Your task :: Give a count of the lines below that have the string "reparasjon" in them, with no other words.

Data shown ::
# # # # #

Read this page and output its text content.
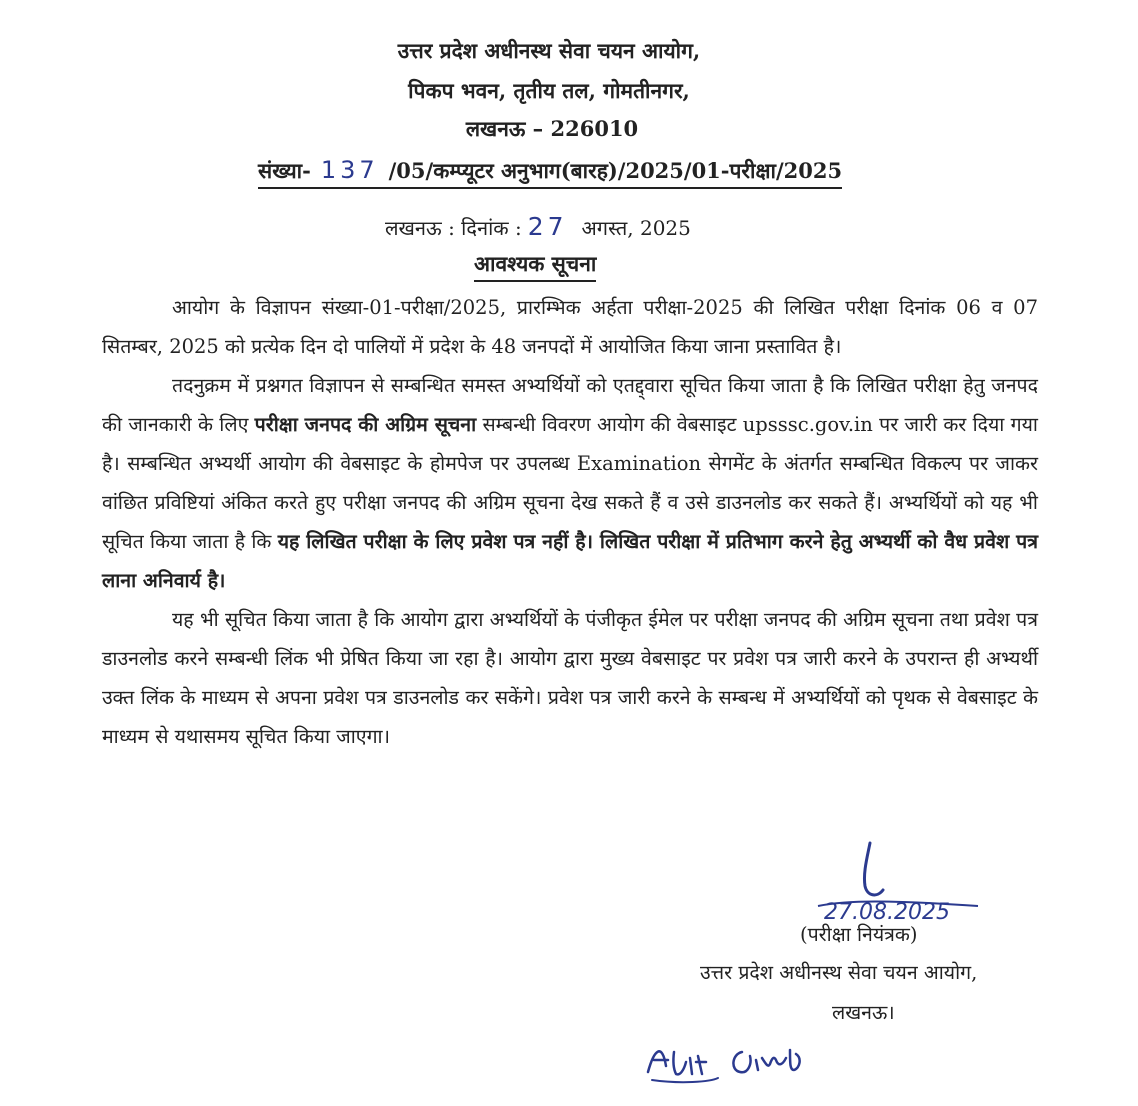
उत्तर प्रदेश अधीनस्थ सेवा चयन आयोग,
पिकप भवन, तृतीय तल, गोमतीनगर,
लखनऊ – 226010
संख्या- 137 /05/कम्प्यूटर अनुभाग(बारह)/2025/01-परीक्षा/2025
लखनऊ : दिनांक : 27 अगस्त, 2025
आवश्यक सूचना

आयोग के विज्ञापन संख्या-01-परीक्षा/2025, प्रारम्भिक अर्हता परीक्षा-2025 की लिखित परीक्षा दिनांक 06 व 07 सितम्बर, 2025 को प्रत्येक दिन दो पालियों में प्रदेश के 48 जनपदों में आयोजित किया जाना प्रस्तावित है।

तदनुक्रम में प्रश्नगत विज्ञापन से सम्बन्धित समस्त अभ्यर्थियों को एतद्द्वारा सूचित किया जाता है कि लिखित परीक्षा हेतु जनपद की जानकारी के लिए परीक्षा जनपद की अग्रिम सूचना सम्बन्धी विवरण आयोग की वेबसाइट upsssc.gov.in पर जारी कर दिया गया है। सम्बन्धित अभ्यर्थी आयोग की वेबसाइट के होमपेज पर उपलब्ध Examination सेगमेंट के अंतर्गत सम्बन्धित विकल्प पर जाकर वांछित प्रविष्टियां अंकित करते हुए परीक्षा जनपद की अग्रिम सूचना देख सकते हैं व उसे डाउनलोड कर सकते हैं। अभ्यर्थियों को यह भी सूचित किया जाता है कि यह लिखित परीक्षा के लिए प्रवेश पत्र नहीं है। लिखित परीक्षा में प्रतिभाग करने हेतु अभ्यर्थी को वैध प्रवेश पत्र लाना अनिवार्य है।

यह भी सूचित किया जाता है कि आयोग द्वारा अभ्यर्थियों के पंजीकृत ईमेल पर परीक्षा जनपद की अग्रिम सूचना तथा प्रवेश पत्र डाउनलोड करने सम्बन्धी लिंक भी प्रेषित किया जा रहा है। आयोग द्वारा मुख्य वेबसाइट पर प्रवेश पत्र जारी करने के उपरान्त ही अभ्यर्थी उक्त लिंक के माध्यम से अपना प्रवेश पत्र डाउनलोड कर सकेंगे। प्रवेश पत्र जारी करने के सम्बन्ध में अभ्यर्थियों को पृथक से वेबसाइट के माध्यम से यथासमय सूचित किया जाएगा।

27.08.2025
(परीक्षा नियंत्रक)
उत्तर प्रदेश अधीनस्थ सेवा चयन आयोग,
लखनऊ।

# # # # #

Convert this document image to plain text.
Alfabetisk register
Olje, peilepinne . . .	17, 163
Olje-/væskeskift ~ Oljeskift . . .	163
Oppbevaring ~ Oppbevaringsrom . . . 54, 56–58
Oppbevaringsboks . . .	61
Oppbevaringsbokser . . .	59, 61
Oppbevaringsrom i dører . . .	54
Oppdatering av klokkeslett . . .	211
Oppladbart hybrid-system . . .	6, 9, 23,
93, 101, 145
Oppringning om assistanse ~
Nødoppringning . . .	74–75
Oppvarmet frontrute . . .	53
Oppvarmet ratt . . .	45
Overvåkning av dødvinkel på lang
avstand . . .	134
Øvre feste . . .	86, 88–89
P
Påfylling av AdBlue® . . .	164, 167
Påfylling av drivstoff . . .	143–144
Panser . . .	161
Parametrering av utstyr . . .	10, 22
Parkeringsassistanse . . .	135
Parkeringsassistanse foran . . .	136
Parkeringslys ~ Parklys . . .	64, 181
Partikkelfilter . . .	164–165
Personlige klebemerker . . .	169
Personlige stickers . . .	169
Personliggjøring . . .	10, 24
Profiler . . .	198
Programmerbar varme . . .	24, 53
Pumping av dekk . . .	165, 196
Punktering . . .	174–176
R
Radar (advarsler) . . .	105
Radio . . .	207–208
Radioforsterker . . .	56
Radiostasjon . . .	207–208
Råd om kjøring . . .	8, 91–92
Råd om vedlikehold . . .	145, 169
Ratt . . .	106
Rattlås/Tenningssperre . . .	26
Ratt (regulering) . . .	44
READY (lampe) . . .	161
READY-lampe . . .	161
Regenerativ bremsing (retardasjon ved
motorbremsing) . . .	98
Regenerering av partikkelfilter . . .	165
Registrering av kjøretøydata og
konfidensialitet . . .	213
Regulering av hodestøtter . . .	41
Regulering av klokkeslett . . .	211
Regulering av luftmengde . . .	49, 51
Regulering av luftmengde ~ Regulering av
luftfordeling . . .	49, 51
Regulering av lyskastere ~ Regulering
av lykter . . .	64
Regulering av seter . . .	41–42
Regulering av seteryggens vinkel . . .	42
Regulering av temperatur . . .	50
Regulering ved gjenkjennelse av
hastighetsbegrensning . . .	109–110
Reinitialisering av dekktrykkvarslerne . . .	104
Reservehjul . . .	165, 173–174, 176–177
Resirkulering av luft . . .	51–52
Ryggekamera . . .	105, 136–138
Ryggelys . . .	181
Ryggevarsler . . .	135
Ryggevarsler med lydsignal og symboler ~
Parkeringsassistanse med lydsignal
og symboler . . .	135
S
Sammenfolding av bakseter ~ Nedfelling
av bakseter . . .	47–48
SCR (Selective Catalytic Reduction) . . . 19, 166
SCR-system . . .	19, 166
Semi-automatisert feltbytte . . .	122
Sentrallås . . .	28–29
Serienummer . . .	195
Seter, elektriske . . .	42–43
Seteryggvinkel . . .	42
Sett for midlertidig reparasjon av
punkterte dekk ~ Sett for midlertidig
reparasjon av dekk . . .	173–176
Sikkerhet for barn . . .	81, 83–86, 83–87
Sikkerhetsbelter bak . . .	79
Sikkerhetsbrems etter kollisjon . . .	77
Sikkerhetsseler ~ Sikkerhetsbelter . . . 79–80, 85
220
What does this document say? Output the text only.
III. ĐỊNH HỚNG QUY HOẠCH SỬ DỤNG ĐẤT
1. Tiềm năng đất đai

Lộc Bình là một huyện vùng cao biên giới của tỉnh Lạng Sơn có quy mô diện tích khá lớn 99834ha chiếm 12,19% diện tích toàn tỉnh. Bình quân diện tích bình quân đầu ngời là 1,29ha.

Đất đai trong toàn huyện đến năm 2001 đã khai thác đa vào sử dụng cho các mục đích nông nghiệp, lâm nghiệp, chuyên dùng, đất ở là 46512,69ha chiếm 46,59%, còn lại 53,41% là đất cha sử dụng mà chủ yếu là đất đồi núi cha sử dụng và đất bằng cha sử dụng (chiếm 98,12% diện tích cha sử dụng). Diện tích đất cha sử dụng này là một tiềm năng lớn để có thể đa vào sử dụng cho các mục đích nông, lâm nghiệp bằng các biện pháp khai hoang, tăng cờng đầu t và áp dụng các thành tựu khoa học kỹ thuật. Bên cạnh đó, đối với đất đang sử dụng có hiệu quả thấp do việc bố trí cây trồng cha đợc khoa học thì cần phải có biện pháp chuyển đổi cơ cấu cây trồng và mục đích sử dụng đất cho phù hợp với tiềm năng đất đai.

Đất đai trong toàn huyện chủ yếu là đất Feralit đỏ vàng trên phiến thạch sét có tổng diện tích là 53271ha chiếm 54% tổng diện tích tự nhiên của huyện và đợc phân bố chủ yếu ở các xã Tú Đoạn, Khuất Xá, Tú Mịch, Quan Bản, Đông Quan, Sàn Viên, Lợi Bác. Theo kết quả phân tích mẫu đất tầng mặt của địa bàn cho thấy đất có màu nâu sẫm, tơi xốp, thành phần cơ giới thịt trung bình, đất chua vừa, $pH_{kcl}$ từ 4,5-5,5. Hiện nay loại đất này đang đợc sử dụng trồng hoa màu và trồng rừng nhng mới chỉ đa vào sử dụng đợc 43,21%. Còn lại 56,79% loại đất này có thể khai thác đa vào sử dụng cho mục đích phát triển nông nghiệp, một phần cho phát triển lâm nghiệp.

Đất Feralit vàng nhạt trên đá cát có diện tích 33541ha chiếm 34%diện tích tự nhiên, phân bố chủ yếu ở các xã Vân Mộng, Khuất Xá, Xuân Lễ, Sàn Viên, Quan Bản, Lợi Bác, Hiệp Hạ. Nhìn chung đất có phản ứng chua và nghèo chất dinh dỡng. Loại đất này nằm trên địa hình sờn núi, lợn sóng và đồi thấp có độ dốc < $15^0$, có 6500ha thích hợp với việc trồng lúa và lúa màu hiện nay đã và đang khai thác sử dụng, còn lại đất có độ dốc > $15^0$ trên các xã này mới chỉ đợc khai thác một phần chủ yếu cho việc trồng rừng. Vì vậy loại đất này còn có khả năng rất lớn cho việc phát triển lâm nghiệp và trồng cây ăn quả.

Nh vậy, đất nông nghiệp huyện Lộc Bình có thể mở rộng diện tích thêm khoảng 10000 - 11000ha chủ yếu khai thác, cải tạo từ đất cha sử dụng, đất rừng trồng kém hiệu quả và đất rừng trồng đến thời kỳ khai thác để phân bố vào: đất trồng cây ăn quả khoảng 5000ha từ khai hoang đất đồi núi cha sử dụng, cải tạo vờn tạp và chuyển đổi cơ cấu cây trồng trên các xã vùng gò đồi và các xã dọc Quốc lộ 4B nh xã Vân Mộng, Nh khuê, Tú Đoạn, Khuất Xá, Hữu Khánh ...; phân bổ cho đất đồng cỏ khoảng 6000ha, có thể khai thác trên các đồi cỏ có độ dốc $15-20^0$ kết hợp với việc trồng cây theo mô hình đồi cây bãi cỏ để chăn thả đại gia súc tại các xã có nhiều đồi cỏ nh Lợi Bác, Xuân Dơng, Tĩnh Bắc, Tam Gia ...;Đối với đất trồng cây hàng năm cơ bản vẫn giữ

# # # # #

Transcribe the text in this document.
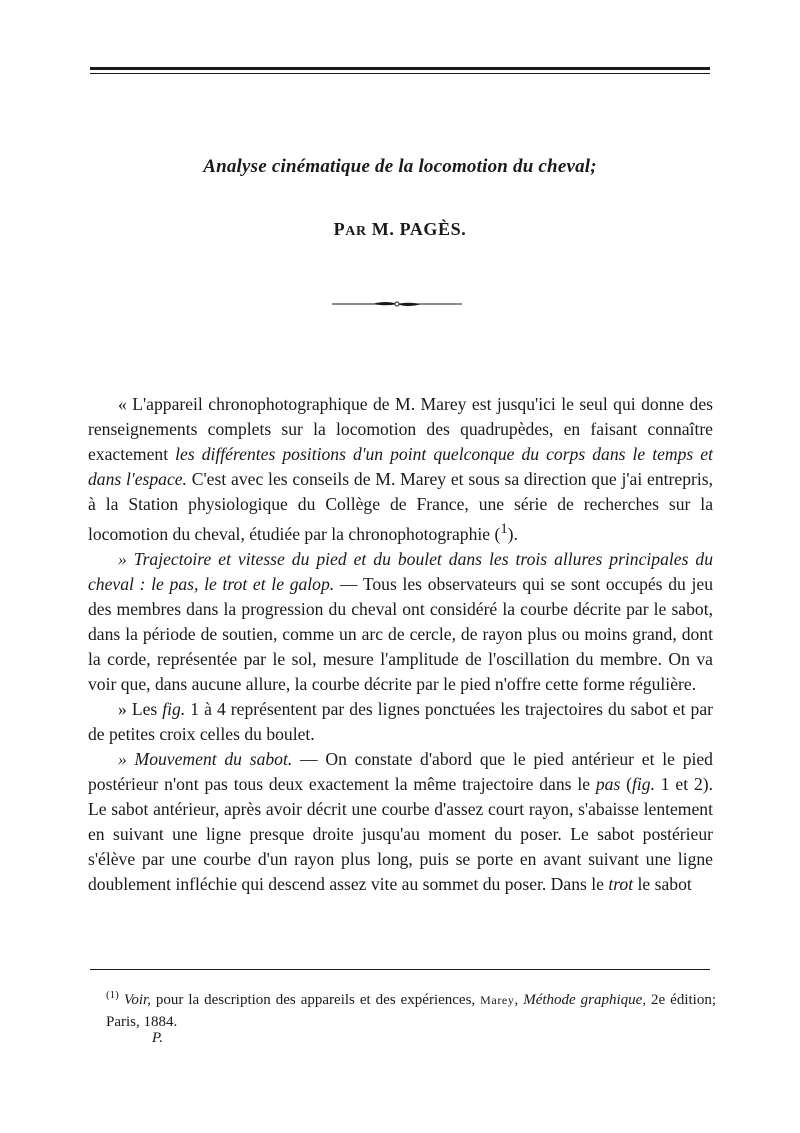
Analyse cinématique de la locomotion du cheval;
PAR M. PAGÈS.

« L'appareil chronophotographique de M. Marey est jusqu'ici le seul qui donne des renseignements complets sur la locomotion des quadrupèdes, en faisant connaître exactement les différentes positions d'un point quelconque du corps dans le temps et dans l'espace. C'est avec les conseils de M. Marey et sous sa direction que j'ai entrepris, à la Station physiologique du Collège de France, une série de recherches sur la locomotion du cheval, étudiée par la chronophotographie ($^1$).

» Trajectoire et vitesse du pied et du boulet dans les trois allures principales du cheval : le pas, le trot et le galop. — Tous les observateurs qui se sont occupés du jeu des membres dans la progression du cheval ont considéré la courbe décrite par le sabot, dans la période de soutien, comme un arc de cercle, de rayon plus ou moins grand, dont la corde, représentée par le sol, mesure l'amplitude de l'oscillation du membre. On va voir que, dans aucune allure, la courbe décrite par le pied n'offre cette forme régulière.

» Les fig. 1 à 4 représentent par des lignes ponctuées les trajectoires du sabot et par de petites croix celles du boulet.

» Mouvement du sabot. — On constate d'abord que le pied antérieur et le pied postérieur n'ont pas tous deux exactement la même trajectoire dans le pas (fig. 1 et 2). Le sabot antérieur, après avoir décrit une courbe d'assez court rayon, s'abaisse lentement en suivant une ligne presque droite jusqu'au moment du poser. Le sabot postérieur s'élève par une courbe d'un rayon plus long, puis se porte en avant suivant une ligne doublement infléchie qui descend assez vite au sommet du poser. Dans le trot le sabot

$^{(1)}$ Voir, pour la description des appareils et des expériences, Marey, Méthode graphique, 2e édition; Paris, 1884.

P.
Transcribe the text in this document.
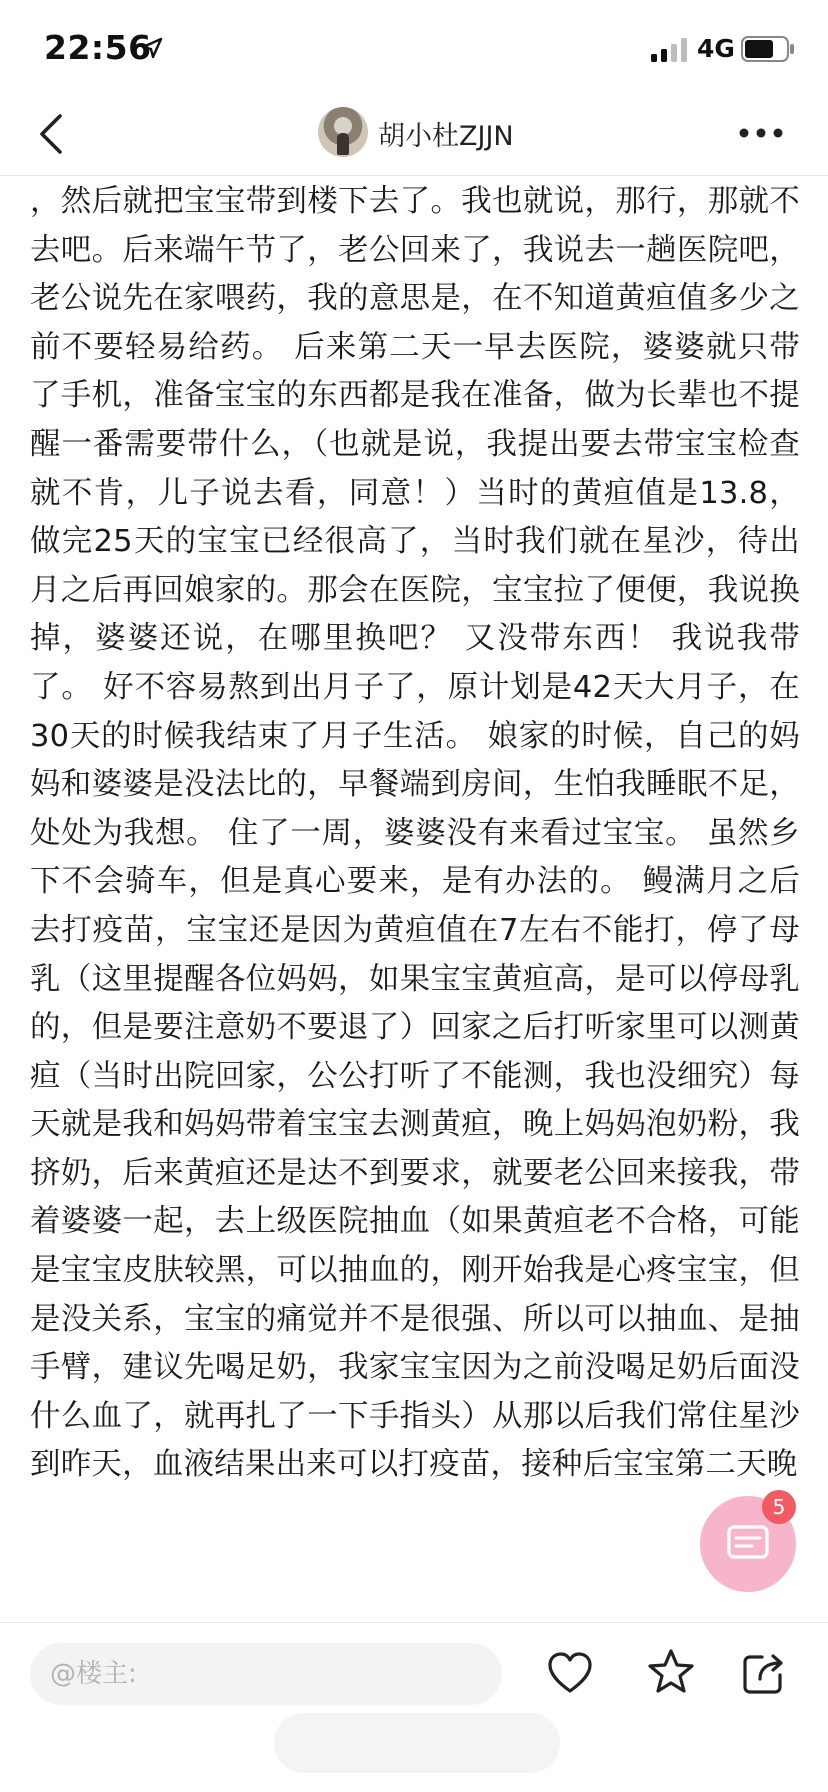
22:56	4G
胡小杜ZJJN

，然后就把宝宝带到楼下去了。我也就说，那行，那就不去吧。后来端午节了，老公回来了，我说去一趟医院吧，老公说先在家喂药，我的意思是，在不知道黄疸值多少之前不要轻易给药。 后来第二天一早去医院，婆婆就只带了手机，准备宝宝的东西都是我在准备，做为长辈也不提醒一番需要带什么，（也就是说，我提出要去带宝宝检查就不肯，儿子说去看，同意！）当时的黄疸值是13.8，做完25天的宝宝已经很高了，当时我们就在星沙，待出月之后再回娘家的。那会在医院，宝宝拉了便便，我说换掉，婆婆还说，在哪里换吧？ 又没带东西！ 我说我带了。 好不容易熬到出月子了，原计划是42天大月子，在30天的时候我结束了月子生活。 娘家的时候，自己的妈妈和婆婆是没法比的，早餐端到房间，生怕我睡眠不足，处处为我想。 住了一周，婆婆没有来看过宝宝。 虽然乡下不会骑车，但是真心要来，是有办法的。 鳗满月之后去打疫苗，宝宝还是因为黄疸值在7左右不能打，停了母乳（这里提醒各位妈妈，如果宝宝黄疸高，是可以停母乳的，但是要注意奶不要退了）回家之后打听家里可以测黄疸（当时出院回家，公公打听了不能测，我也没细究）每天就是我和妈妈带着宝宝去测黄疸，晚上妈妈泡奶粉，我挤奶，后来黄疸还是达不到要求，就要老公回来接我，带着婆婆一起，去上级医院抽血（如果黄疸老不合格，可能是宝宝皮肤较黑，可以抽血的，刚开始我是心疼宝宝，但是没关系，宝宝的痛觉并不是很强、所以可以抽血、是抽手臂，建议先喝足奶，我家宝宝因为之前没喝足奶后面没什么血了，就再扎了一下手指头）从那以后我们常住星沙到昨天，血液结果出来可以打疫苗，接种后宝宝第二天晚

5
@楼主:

# # # # #

Worked answer :: 2